# Best .22 ammo for rabbit



## Militant_Tiger

I have a ruger 10/22 and im new so im not sure which ammo would be best. I plan on taking 75 to 100 yard shots with hopefully little drop. Accuracy is also key. I have tried CCI mini-mags and they worked fairly well but im sure there is something that will be more accurate. I hope that you guys can save me a few bucks in ammo experimentation.

thanks, Tiger


----------



## newkid

Tiger, unfortunitely there is no one ammo for your gun. You just have to buy a whole bunch different ammos and try to see which one your gun likes. I hope it will like the cheap bulk ammo. Most people said there guns like the winchester dynapoint (spelling?).


----------



## Militant_Tiger

well most guns of the same make will fire the same rounds near equally well, so i asked. but im trying out a multipack to see what it likes since most people on here have been unresponsive to say the least. im trying out CCI stingers, velicitors, and SGB (small game bullet's) as well as the 100 rounds of Minimags that i tried out last week. ill report back, im sure someone will want to know.


----------



## Austin Bachmeier

Federal Champion Value Pack.... Shoot them, shoot them often. Cheap and good in my opinion. I dont use scientific data, but i am hitting 20 gauge shotgun shells 80% of the time with my 10/22 at 100 yards with them. And they killed a beaver with 1 shot so im happy.


----------



## Militant_Tiger

well i went out and did some minimal tests, so far i've found that CCI velocitors run best through a ruger 10/22 at 100 yards, better than CCI SGB's and CCI stingers.


----------



## goose killer

I found that the best .22 ammo is the aguilara ammo that you can get at cabela's. The ammo is about 1800 FPS. That is fast for a .22. At a hundred yards you can shoot a pop can and put a 3 inch exit hole. They also work good for rabbits, squaril, and muskrat. I can shoot muskrats at a hundred yards and kill them. They really work good on rabbits. Exspecially the jack rabbits. They will kill them in one shot.

★ ★ ★ ★

_Exercise 1:_
List every distinct username that posts in the .22 ammo thread.
_Exercise 2:_
Copy the .22 ammo thread word for word from "well most guns" to "want to know.".
_Exercise 3:_
Pick up the .22 ammo thread after its last post and keep it going.
The material that comes next is unrelated to the .22 ammo thread.

_Dataset excerpt:_
★ ★ ★ ★

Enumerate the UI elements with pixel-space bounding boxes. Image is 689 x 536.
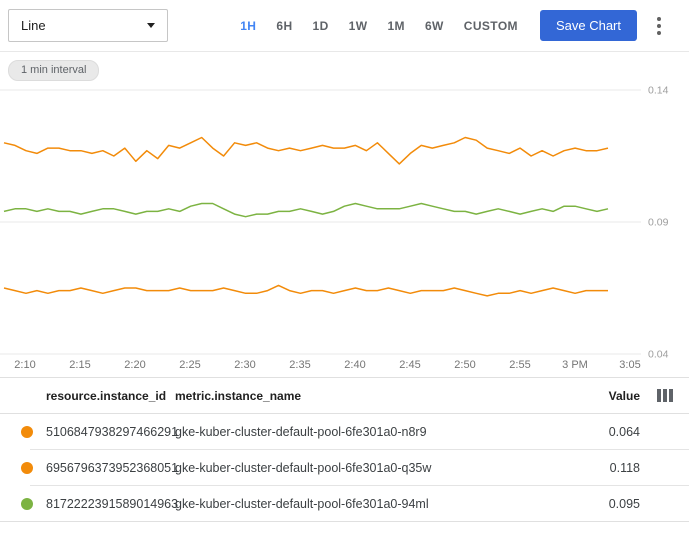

★ ★ ★ ★

_Final answer 1:_
Militant_Tiger, newkid, Austin Bachmeier, goose killer

_Final answer 2:_
well most guns of the same make will fire the same rounds near equally well, so i asked. but im trying out a multipack to see what it likes since most people on here have been unresponsive to say the least. im trying out CCI stingers, velicitors, and SGB (small game bullet's) as well as the 100 rounds of Minimags that i tried out last week. ill report back, im sure someone will want to know.

_Final answer 3:_
----------



## Guest

100 yards with a ruger 10/22??I don't think I'd ever try that ethically with my 10/22, unless it had a fat barrell and modified stock on it. 10/22'sare more of a mini assault rifle.


----------



## Militant_Tiger

well 100 yards is not a problem for my 10/22 with no modifications. i can hit a 2 inch group pretty easily and with a new hammer i expect it to get quite a bit smaller. also im not quite sure how a modified stock would aid in accuracy at all, unless you mean bedding/floating.


----------



## dogdigger

the best ammo i have found for my 10/22 is the CCI minimag. i love the hollow point, it does tons of damage. you will find if you have a scope set at say 30 yards, the stinger will shoot several inches high due to the increased velocity. 100 yards with a .22 is maybe a bit much though imo.

mark :sniper:


----------



## Stealth

Possibly a less range bullet would the be the imported Sub-sonic sniper rounds. It basically uses a .22 short casing with a 60-grain solid lead bullet.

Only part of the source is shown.